Goal: Below is a block of records; return all of them exactly, but without the images.

Saved entries:

++++

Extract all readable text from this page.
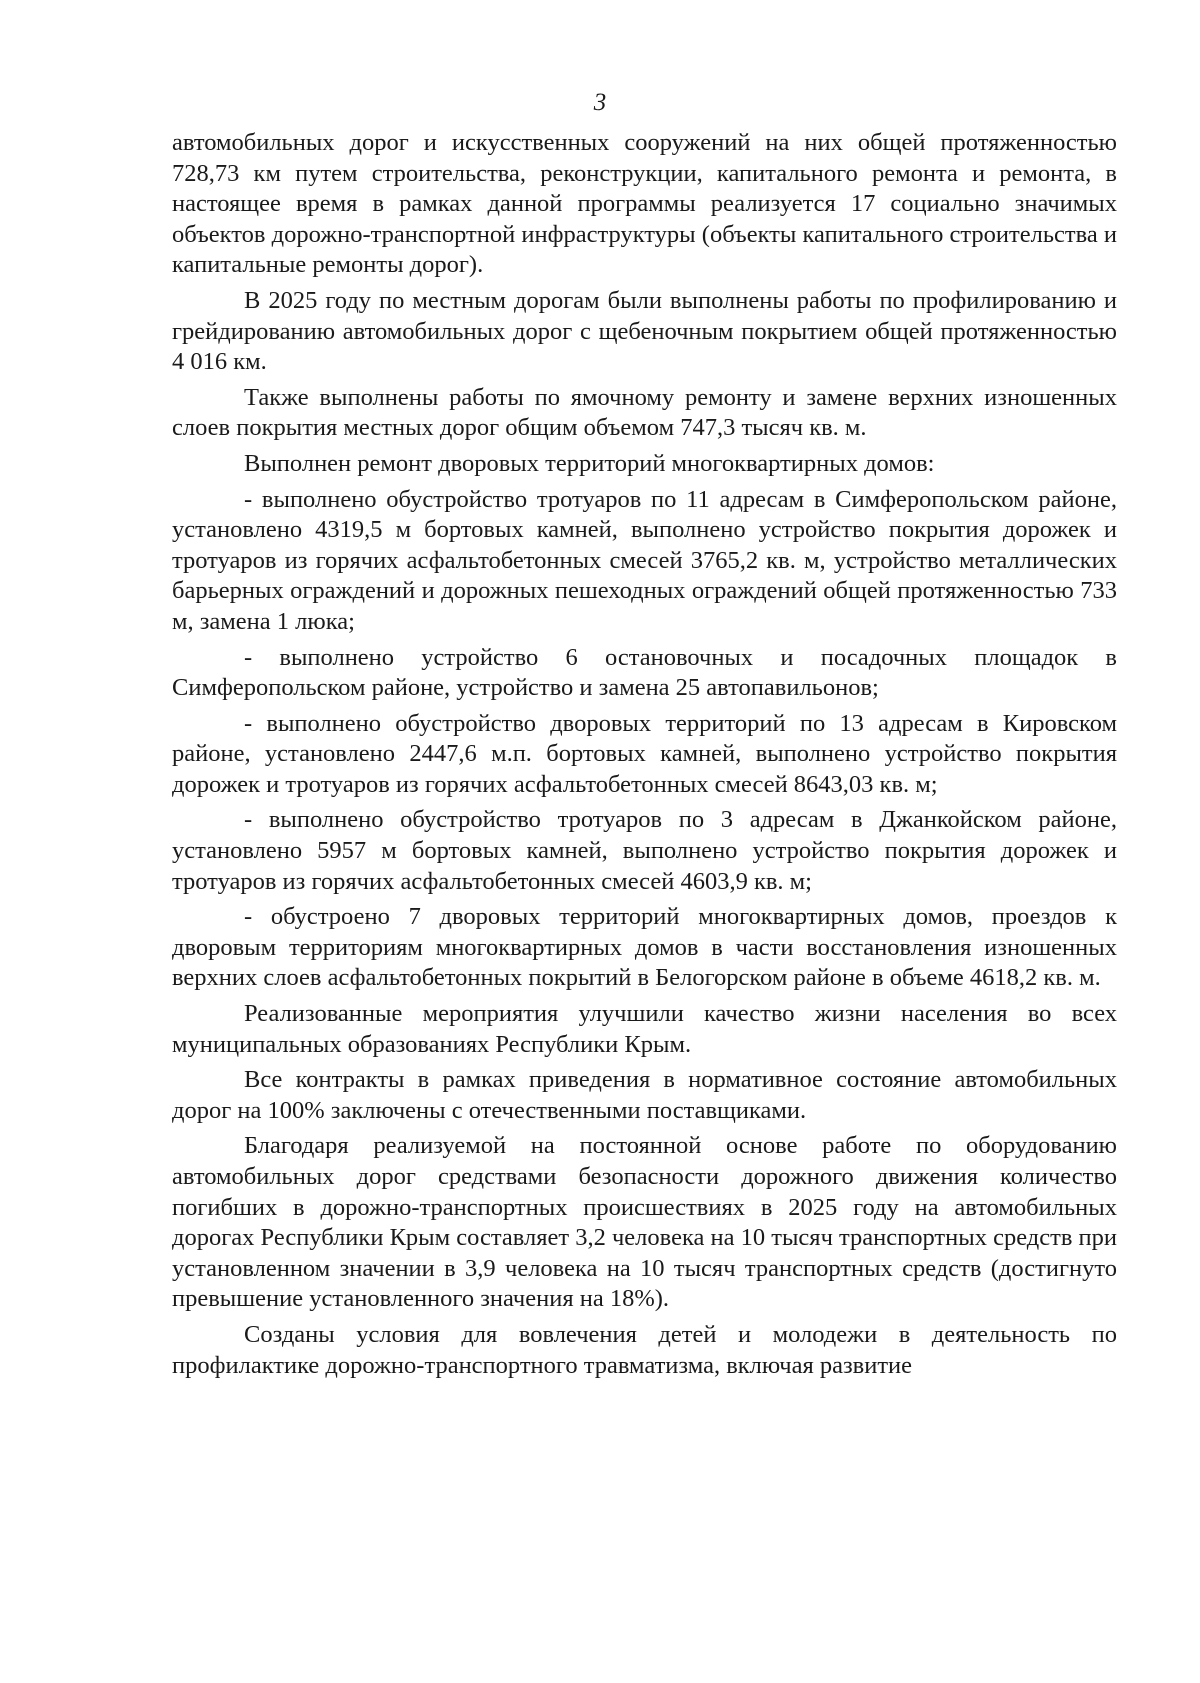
3

автомобильных дорог и искусственных сооружений на них общей протяженностью 728,73 км путем строительства, реконструкции, капитального ремонта и ремонта, в настоящее время в рамках данной программы реализуется 17 социально значимых объектов дорожно-транспортной инфраструктуры (объекты капитального строительства и капитальные ремонты дорог).

В 2025 году по местным дорогам были выполнены работы по профилированию и грейдированию автомобильных дорог с щебеночным покрытием общей протяженностью 4 016 км.

Также выполнены работы по ямочному ремонту и замене верхних изношенных слоев покрытия местных дорог общим объемом 747,3 тысяч кв. м.

Выполнен ремонт дворовых территорий многоквартирных домов:

- выполнено обустройство тротуаров по 11 адресам в Симферопольском районе, установлено 4319,5 м бортовых камней, выполнено устройство покрытия дорожек и тротуаров из горячих асфальтобетонных смесей 3765,2 кв. м, устройство металлических барьерных ограждений и дорожных пешеходных ограждений общей протяженностью 733 м, замена 1 люка;

- выполнено устройство 6 остановочных и посадочных площадок в Симферопольском районе, устройство и замена 25 автопавильонов;

- выполнено обустройство дворовых территорий по 13 адресам в Кировском районе, установлено 2447,6 м.п. бортовых камней, выполнено устройство покрытия дорожек и тротуаров из горячих асфальтобетонных смесей 8643,03 кв. м;

- выполнено обустройство тротуаров по 3 адресам в Джанкойском районе, установлено 5957 м бортовых камней, выполнено устройство покрытия дорожек и тротуаров из горячих асфальтобетонных смесей 4603,9 кв. м;

- обустроено 7 дворовых территорий многоквартирных домов, проездов к дворовым территориям многоквартирных домов в части восстановления изношенных верхних слоев асфальтобетонных покрытий в Белогорском районе в объеме 4618,2 кв. м.

Реализованные мероприятия улучшили качество жизни населения во всех муниципальных образованиях Республики Крым.

Все контракты в рамках приведения в нормативное состояние автомобильных дорог на 100% заключены с отечественными поставщиками.

Благодаря реализуемой на постоянной основе работе по оборудованию автомобильных дорог средствами безопасности дорожного движения количество погибших в дорожно-транспортных происшествиях в 2025 году на автомобильных дорогах Республики Крым составляет 3,2 человека на 10 тысяч транспортных средств при установленном значении в 3,9 человека на 10 тысяч транспортных средств (достигнуто превышение установленного значения на 18%).

Созданы условия для вовлечения детей и молодежи в деятельность по профилактике дорожно-транспортного травматизма, включая развитие
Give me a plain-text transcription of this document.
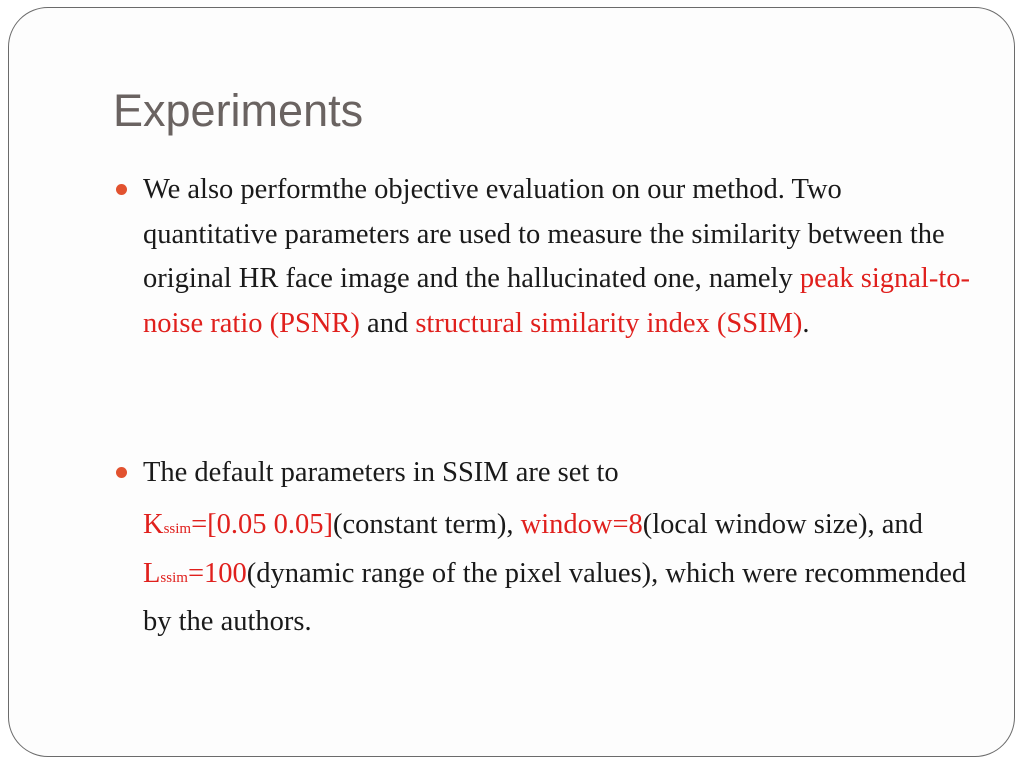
Experiments

We also performthe objective evaluation on our method. Two quantitative parameters are used to measure the similarity between the original HR face image and the hallucinated one, namely peak signal-to-noise ratio (PSNR) and structural similarity index (SSIM).

The default parameters in SSIM are set to

Kssim=[0.05 0.05](constant term), window=8(local window size), and Lssim=100(dynamic range of the pixel values), which were recommended by the authors.
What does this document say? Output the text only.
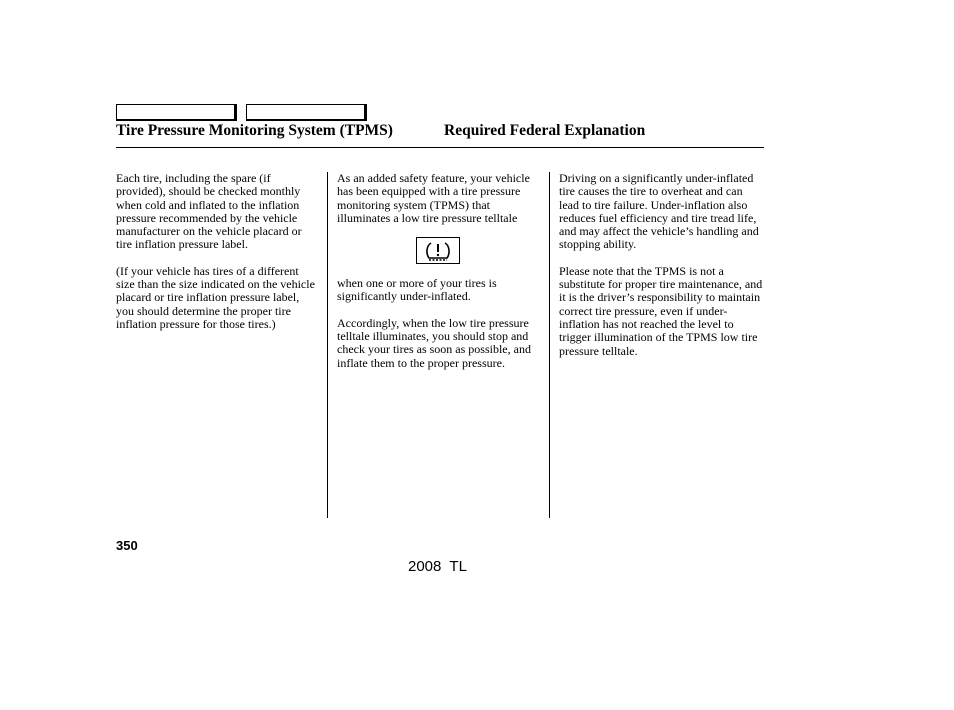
Tire Pressure Monitoring System (TPMS)	Required Federal Explanation

Each tire, including the spare (if provided), should be checked monthly when cold and inflated to the inflation pressure recommended by the vehicle manufacturer on the vehicle placard or tire inflation pressure label.

(If your vehicle has tires of a different size than the size indicated on the vehicle placard or tire inflation pressure label, you should determine the proper tire inflation pressure for those tires.)

As an added safety feature, your vehicle has been equipped with a tire pressure monitoring system (TPMS) that illuminates a low tire pressure telltale

when one or more of your tires is significantly under-inflated.

Accordingly, when the low tire pressure telltale illuminates, you should stop and check your tires as soon as possible, and inflate them to the proper pressure.

Driving on a significantly under-inflated tire causes the tire to overheat and can lead to tire failure. Under-inflation also reduces fuel efficiency and tire tread life, and may affect the vehicle’s handling and stopping ability.

Please note that the TPMS is not a substitute for proper tire maintenance, and it is the driver’s responsibility to maintain correct tire pressure, even if under-inflation has not reached the level to trigger illumination of the TPMS low tire pressure telltale.

350
2008  TL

++++

Exercise answer:
Extract all readable text from this page.
3

автомобильных дорог и искусственных сооружений на них общей протяженностью 728,73 км путем строительства, реконструкции, капитального ремонта и ремонта, в настоящее время в рамках данной программы реализуется 17 социально значимых объектов дорожно-транспортной инфраструктуры (объекты капитального строительства и капитальные ремонты дорог).

В 2025 году по местным дорогам были выполнены работы по профилированию и грейдированию автомобильных дорог с щебеночным покрытием общей протяженностью 4 016 км.

Также выполнены работы по ямочному ремонту и замене верхних изношенных слоев покрытия местных дорог общим объемом 747,3 тысяч кв. м.

Выполнен ремонт дворовых территорий многоквартирных домов:

- выполнено обустройство тротуаров по 11 адресам в Симферопольском районе, установлено 4319,5 м бортовых камней, выполнено устройство покрытия дорожек и тротуаров из горячих асфальтобетонных смесей 3765,2 кв. м, устройство металлических барьерных ограждений и дорожных пешеходных ограждений общей протяженностью 733 м, замена 1 люка;

- выполнено устройство 6 остановочных и посадочных площадок в Симферопольском районе, устройство и замена 25 автопавильонов;

- выполнено обустройство дворовых территорий по 13 адресам в Кировском районе, установлено 2447,6 м.п. бортовых камней, выполнено устройство покрытия дорожек и тротуаров из горячих асфальтобетонных смесей 8643,03 кв. м;

- выполнено обустройство тротуаров по 3 адресам в Джанкойском районе, установлено 5957 м бортовых камней, выполнено устройство покрытия дорожек и тротуаров из горячих асфальтобетонных смесей 4603,9 кв. м;

- обустроено 7 дворовых территорий многоквартирных домов, проездов к дворовым территориям многоквартирных домов в части восстановления изношенных верхних слоев асфальтобетонных покрытий в Белогорском районе в объеме 4618,2 кв. м.

Реализованные мероприятия улучшили качество жизни населения во всех муниципальных образованиях Республики Крым.

Все контракты в рамках приведения в нормативное состояние автомобильных дорог на 100% заключены с отечественными поставщиками.

Благодаря реализуемой на постоянной основе работе по оборудованию автомобильных дорог средствами безопасности дорожного движения количество погибших в дорожно-транспортных происшествиях в 2025 году на автомобильных дорогах Республики Крым составляет 3,2 человека на 10 тысяч транспортных средств при установленном значении в 3,9 человека на 10 тысяч транспортных средств (достигнуто превышение установленного значения на 18%).

Созданы условия для вовлечения детей и молодежи в деятельность по профилактике дорожно-транспортного травматизма, включая развитие
Give me a plain-text transcription of this document.
Experiments

We also performthe objective evaluation on our method. Two quantitative parameters are used to measure the similarity between the original HR face image and the hallucinated one, namely peak signal-to-noise ratio (PSNR) and structural similarity index (SSIM).

The default parameters in SSIM are set to

Kssim=[0.05 0.05](constant term), window=8(local window size), and Lssim=100(dynamic range of the pixel values), which were recommended by the authors.
What does this document say? Output the text only.
Tire Pressure Monitoring System (TPMS)	Required Federal Explanation

Each tire, including the spare (if provided), should be checked monthly when cold and inflated to the inflation pressure recommended by the vehicle manufacturer on the vehicle placard or tire inflation pressure label.

(If your vehicle has tires of a different size than the size indicated on the vehicle placard or tire inflation pressure label, you should determine the proper tire inflation pressure for those tires.)

As an added safety feature, your vehicle has been equipped with a tire pressure monitoring system (TPMS) that illuminates a low tire pressure telltale

when one or more of your tires is significantly under-inflated.

Accordingly, when the low tire pressure telltale illuminates, you should stop and check your tires as soon as possible, and inflate them to the proper pressure.

Driving on a significantly under-inflated tire causes the tire to overheat and can lead to tire failure. Under-inflation also reduces fuel efficiency and tire tread life, and may affect the vehicle’s handling and stopping ability.

Please note that the TPMS is not a substitute for proper tire maintenance, and it is the driver’s responsibility to maintain correct tire pressure, even if under-inflation has not reached the level to trigger illumination of the TPMS low tire pressure telltale.

350
2008  TL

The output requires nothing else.